WHAT THE EXERCISE ASKS> Draw out every line with the word "period" from the listing below.

Saved entries>
▬▬▬▬▬▬

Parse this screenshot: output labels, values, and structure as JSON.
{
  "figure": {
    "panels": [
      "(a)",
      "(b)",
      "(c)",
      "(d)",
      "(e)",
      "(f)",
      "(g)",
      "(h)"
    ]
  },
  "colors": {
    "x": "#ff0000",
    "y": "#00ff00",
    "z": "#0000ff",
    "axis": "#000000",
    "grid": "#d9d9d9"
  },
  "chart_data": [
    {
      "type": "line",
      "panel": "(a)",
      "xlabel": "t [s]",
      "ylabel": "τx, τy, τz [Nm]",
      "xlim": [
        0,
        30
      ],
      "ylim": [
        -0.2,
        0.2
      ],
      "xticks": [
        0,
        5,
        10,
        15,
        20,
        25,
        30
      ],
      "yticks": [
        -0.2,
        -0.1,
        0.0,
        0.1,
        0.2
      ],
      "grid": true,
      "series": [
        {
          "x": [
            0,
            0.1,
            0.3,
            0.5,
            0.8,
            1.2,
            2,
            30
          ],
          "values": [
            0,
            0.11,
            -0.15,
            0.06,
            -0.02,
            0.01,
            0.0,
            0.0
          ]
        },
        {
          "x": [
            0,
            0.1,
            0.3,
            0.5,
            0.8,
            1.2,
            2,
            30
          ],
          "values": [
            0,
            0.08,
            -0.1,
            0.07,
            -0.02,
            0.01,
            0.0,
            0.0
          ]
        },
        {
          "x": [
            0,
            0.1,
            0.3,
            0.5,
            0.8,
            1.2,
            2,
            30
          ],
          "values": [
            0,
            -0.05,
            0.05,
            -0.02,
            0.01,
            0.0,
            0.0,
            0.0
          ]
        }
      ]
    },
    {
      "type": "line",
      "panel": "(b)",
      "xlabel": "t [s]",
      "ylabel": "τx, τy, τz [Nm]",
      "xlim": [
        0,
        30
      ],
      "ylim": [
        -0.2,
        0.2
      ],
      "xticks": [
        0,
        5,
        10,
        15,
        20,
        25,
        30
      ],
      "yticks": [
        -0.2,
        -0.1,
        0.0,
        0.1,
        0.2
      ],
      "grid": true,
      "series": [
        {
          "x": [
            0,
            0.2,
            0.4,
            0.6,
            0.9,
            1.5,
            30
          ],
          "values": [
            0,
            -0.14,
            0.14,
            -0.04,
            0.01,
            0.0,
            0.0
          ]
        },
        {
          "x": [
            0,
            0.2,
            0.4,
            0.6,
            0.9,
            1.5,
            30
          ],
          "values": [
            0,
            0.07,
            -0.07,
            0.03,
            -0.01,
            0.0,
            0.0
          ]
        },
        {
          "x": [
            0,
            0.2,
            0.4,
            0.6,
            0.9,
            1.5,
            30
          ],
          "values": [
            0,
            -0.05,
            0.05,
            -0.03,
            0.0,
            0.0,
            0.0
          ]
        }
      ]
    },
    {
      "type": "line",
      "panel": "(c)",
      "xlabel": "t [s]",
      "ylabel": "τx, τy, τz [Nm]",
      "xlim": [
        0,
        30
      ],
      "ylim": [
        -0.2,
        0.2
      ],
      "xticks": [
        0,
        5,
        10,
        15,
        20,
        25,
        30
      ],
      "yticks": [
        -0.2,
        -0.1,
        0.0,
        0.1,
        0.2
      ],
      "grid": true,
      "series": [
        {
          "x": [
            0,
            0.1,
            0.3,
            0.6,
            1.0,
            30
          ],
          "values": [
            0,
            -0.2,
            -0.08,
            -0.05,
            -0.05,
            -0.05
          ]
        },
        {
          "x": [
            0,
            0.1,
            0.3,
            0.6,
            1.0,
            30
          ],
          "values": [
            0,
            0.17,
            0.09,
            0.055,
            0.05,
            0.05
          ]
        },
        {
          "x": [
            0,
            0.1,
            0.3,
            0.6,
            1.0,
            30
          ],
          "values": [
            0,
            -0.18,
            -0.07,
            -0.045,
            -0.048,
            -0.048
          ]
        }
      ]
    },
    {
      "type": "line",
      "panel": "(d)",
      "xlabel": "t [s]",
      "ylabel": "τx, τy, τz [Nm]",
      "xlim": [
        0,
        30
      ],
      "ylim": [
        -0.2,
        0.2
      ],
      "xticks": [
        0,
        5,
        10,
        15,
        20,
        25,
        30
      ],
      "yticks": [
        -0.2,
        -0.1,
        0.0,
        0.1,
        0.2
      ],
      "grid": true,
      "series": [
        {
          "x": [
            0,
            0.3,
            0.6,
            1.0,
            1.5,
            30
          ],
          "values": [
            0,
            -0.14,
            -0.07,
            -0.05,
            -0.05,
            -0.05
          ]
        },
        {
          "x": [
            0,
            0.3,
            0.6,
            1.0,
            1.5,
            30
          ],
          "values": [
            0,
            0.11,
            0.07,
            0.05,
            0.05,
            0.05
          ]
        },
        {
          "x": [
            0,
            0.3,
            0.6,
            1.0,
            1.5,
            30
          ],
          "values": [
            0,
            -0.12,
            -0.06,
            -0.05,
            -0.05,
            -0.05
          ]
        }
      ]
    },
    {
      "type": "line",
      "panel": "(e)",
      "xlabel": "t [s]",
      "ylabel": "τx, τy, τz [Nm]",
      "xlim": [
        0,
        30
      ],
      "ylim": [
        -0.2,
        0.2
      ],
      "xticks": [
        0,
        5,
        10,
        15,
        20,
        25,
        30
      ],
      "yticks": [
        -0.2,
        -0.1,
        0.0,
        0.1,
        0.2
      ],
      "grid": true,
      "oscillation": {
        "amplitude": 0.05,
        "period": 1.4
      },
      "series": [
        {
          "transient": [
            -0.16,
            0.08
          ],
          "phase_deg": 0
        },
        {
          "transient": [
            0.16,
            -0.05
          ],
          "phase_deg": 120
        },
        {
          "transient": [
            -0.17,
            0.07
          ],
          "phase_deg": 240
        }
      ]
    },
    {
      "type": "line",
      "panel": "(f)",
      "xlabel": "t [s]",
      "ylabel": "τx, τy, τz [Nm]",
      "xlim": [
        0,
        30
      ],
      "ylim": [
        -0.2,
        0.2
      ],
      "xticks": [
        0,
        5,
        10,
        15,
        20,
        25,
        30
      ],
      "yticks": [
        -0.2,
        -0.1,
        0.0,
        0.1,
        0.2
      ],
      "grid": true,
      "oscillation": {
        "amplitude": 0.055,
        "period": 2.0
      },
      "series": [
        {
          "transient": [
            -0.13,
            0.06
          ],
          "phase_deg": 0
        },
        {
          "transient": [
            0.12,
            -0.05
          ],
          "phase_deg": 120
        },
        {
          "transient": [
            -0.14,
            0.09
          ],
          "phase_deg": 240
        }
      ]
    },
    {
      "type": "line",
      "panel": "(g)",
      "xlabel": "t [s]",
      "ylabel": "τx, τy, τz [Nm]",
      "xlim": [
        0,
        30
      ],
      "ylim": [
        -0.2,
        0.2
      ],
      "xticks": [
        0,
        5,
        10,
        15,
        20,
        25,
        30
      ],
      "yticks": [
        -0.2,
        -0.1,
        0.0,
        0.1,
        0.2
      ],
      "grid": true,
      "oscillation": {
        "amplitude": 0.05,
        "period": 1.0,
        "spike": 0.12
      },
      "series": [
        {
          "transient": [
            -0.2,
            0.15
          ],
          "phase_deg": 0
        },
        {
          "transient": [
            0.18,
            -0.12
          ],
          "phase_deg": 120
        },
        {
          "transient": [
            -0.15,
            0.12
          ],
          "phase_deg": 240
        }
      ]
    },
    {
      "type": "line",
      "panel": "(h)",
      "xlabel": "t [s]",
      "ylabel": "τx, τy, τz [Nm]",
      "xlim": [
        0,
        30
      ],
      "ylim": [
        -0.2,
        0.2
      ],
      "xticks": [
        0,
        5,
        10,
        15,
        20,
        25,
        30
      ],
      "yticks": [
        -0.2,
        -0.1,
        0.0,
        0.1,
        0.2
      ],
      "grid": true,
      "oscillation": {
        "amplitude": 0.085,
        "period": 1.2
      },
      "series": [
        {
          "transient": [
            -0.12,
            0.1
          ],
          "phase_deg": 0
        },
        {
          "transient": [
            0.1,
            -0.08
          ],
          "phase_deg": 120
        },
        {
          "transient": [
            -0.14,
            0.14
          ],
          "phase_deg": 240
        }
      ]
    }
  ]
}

▬▬▬▬▬▬

SOLUTION TO THE EXERCISE>
        "period": 1.4
        "period": 2.0
        "period": 1.0,
        "period": 1.2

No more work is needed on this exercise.